#### EXERCISE DIRECTIONS:
Answer these questions from the teacher employment excerpt:
1. Where did Mr Smith work part-time for two terms in 2001?
2. How many positions did Mr Smith say he could fill in the Barrington District?
3. In what month and year did Ms Jaeger re-commence employment with the Department of Education?

1996 Latrobe High School - whole of year
1997 No work offered at Latrobe - worked in private schools
1998 Latrobe High School
1999 From mid-year Smithton High School
2000 No work at beginning of year - relief work - then a period at Reece High School
2001 Part-time Penguin High School for two terms
2002 Mountain Heights District High School Term 1. Continued into Terms 2 and 3.
2003 Not offered a position

[42] During his oral evidence, Mr Smith was shown a document which set out the positions available for teachers at the beginning of 2003, by subjects to be taught, school type, grade levels, regions, and employment type, ie fixed-term and permanent.

[43] Mr Smith's evidence was that there were six positions that he could fill in the Barrington District and a further eight or nine in the Arthur District and that he would certainly have accepted any of those if they had been offered to him.

[44] He said that he had an expectation of continuing employment because:

"...last year I worked the whole year on the West Coast at an isolated school and the year before I worked at Penguin so I had two years of continuous employment and I've shown that I'm keen to work in more or less any area of Tasmania within reason and in any subject field, so for those reasons, and also the fact that I've retrained in certain areas and kept my professional development going last year..."3

[45] When cross-examined, Mr Smith said that he had applied for the position he had previously held at Mountain Heights District High School, which had been advertised in the Gazette. He had applied unsuccessfully for a number of other permanent positions with the Department of Education. Mr Smith said that he understood what permanency was.

[46] He had applied for a number of fixed-term positions and at times he had not been able to obtain any. When he was successful at obtaining fixed-term appointments, he had received letters of appointment.

[47] When he worked at Penguin High School he had understood that he was replacing another employee and had received advice to that effect. He had acknowledged the letter and had said that he understood the terms and conditions of the appointment.

[48] He had spent a whole year at Mountain Heights and had understood, according to his letter of appointment, that he was replacing a teacher who had left at the end of 2001. He had received a letter stating that the appointment was to temporarily fill a vacancy created by the transfer of the incumbent to another role and that the vacancy would be filled in due course by a permanent teacher. Subsequently that appointment was extended for a further term. During that period the position was advertised and filled on a permanent basis. Mr Smith agreed that he understood the reasons why he was appointed.

[49] In re-examination Mr Smith said that his performance had been assessed at the end of 2002 as being satisfactory.

[50] He had applied for about eleven positions at the end of the year. When asked what he thought was likely to happen in 2003 if he did not get one of the permanent jobs he had applied for, Mr Smith said:

"As this happened in the last number of years, in my situation I've been picked up in like a draft earlier in the year, so I do relief until that comes along but I find that invariably the department needs people like me to fill positions either - after Easter usually these occur and so there might be a term here or a term there or a few weeks here or a few weeks there. So I knew - I knew that if I didn't get a permanent position which I was after I would be getting a short term temporary position or so relief so ..."4

Catherine Ann Jaeger

[51] Ms Jaeger's witness statement5 set out her teaching background and qualifications. She commenced teaching with the State Service in 1982 and continued until taking a redundancy at the end of 1993. In September 1997, she re-commenced employment with the Department of Education.

1997 September - Ogilvie High School
1998 Until April - Ogilvie High School. June-September Rokeby High
Third term - overseas travel
1999 January - July - private school. September - end of year - Ogilvie
2000 All of year - Ogilvie High school
2001 Term 1 - Ogilvie High School. Term 2 to end of year Kingston High
2002 All of year - Kingston High School.

#### DATA RECORDS:
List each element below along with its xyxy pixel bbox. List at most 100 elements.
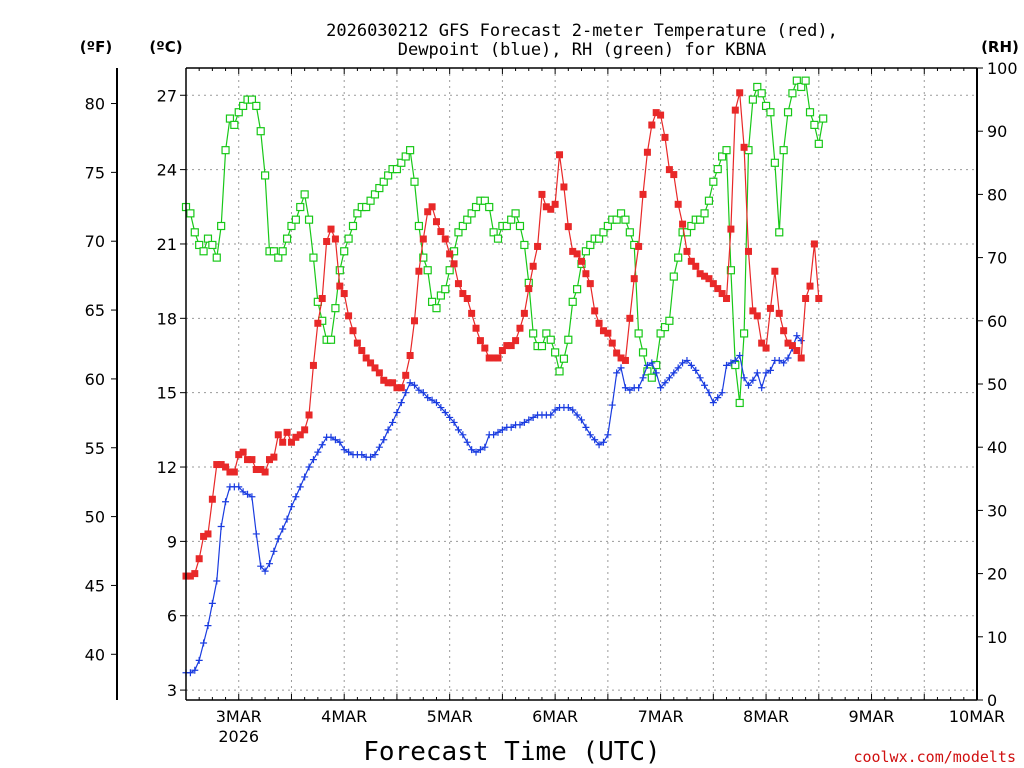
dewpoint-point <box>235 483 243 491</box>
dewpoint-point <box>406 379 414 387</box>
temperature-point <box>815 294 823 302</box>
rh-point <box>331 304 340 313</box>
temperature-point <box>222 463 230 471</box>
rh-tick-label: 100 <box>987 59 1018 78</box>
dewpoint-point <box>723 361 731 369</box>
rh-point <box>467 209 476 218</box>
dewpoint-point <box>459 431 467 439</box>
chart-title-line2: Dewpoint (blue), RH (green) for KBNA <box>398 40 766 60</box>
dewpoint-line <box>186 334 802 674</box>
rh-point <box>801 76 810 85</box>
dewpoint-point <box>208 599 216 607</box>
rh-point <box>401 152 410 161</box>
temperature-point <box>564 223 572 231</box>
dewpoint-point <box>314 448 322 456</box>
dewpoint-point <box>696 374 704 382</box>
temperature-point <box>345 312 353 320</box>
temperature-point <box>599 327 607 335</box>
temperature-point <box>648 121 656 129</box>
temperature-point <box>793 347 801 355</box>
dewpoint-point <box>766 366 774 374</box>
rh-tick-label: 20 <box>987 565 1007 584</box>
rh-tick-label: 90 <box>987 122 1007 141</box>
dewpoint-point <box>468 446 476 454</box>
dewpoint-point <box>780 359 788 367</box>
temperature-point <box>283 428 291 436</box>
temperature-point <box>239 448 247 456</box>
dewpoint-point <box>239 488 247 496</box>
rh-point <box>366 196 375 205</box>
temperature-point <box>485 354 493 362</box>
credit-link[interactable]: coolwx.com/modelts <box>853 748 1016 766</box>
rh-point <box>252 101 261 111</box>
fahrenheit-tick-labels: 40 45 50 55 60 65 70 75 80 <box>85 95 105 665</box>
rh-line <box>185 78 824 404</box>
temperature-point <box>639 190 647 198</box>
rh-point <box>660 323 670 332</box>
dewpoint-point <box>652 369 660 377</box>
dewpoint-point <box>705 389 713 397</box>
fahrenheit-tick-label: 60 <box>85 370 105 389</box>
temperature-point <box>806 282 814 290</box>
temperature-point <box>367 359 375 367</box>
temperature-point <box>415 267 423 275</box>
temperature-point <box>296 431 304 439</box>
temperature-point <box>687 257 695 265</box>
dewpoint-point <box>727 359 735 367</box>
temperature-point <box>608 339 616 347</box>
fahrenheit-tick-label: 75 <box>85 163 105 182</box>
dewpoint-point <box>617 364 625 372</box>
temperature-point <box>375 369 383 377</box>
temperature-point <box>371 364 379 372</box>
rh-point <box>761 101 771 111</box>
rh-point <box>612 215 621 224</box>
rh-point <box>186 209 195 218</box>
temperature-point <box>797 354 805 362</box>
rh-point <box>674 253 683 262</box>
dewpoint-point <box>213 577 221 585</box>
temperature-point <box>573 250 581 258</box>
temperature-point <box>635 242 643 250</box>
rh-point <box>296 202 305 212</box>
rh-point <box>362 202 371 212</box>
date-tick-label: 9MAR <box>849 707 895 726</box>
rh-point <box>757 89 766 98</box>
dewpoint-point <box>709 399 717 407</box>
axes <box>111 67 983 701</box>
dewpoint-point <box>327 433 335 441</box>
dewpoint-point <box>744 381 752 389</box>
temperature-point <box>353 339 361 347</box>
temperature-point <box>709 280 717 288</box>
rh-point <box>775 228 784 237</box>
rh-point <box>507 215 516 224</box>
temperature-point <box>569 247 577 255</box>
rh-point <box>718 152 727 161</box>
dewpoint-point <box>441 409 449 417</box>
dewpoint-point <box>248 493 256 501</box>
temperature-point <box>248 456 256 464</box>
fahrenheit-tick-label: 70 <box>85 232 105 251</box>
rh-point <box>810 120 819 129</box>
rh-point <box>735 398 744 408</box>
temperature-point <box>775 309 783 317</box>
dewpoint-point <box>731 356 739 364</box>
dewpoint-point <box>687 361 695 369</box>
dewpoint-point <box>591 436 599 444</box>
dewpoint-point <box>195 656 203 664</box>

#### WRITTEN REPLY:
1. Penguin High School
2. Six
3. September 1997